§ Data excerpts:
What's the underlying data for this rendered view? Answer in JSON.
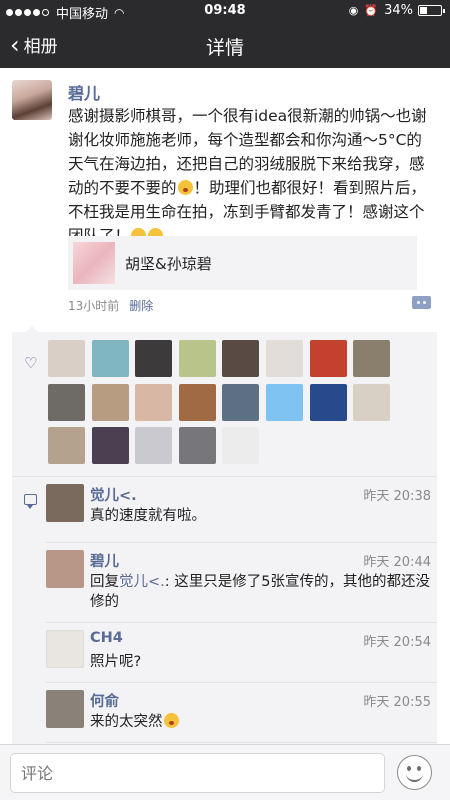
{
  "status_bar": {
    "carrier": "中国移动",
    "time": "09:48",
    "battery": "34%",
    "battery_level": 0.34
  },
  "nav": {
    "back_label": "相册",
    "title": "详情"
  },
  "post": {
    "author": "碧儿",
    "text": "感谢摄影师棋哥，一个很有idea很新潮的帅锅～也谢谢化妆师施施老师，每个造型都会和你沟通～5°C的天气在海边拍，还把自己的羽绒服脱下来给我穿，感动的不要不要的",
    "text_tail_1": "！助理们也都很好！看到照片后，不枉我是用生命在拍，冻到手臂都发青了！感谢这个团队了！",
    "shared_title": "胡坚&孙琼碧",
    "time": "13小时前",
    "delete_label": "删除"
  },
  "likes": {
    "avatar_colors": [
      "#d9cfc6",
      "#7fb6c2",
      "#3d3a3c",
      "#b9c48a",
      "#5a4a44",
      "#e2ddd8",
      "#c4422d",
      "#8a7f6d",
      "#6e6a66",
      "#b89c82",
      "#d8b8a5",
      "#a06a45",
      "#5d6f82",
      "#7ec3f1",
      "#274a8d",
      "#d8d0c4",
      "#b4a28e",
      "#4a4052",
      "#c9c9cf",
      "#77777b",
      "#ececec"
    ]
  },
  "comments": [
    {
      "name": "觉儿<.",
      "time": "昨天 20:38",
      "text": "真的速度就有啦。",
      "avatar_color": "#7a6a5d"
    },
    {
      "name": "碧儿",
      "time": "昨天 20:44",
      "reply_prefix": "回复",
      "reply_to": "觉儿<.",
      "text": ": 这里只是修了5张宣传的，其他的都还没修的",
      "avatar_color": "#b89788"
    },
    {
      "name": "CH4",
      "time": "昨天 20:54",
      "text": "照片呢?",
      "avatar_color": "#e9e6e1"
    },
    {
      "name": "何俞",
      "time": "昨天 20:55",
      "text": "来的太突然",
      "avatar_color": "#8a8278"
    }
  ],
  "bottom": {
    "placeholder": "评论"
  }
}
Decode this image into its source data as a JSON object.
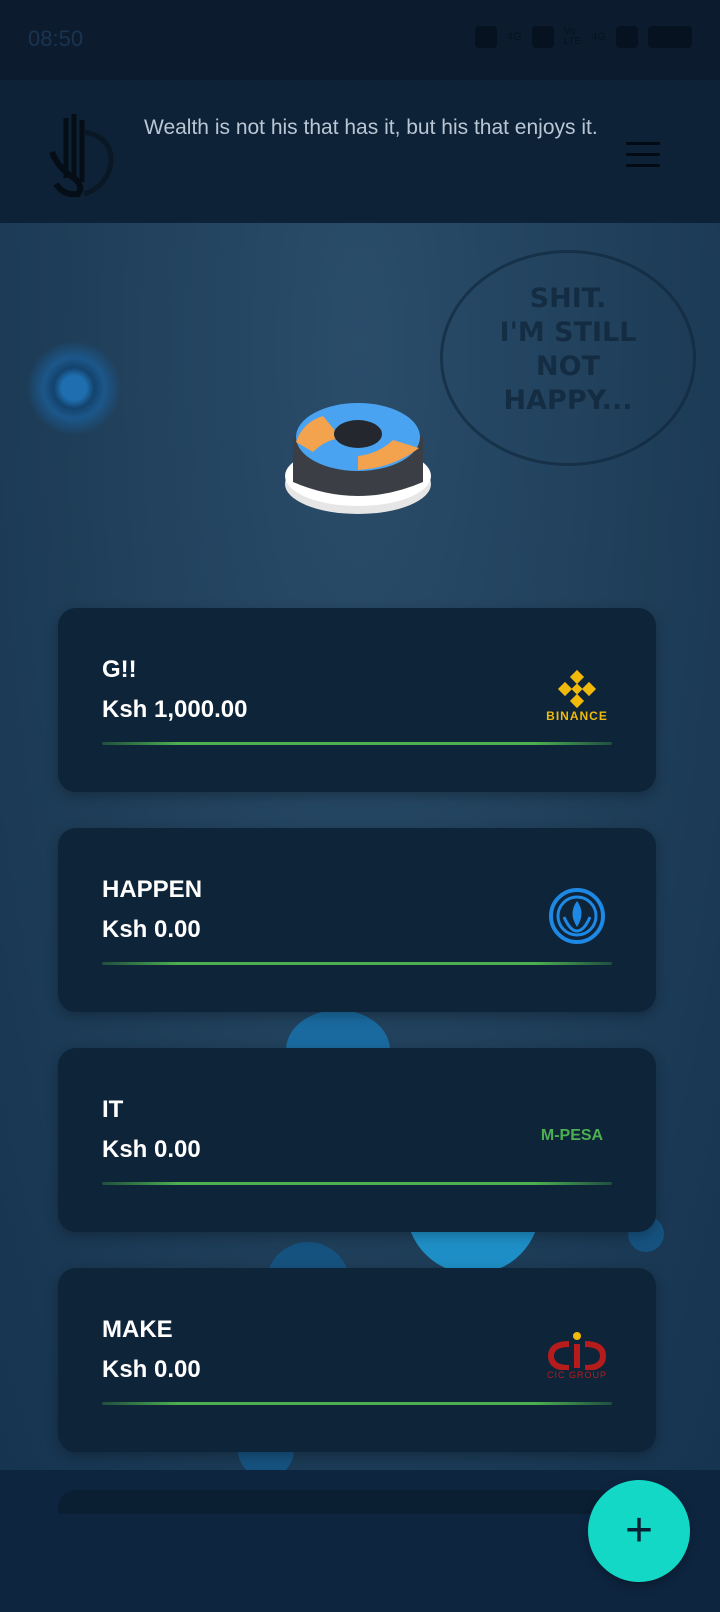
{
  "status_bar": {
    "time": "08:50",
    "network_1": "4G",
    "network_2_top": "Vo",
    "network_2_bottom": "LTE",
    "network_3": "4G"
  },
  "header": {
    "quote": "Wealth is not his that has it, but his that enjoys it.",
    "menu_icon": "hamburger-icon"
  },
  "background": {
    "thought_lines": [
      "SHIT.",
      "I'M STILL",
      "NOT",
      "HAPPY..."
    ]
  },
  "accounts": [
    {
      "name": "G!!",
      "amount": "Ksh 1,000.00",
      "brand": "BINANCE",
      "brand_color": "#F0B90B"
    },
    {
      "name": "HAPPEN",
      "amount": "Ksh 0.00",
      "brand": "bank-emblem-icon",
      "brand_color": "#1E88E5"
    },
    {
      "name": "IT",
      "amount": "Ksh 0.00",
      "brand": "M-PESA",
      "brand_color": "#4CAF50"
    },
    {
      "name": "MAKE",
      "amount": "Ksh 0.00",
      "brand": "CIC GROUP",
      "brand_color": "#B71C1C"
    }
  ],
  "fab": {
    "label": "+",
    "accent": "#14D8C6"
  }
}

* * *

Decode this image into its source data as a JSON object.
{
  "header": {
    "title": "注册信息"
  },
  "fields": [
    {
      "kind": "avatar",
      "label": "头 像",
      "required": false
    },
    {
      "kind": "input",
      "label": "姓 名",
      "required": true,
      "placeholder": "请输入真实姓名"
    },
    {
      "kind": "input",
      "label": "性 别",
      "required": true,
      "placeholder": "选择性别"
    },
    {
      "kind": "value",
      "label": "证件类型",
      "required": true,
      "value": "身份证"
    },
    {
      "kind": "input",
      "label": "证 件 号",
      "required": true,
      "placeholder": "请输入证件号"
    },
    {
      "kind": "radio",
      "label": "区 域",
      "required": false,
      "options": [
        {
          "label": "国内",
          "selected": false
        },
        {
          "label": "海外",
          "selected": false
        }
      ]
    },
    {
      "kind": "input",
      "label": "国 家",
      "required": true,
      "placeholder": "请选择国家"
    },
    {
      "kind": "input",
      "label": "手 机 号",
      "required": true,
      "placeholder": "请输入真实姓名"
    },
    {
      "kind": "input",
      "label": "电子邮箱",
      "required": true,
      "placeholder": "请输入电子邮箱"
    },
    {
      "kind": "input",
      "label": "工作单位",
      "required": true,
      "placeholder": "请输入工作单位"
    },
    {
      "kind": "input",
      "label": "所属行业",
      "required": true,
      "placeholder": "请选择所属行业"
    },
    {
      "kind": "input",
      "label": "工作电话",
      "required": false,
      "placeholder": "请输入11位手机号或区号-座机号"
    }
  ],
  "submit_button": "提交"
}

§ Description of the task: Gather, from the listing above, every line carrying the word "name".

§ Exercise output:
      "name": "觉儿<.",
      "name": "碧儿",
      "name": "CH4",
      "name": "何俞",
      "name": "G!!",
      "name": "HAPPEN",
      "name": "IT",
      "name": "MAKE",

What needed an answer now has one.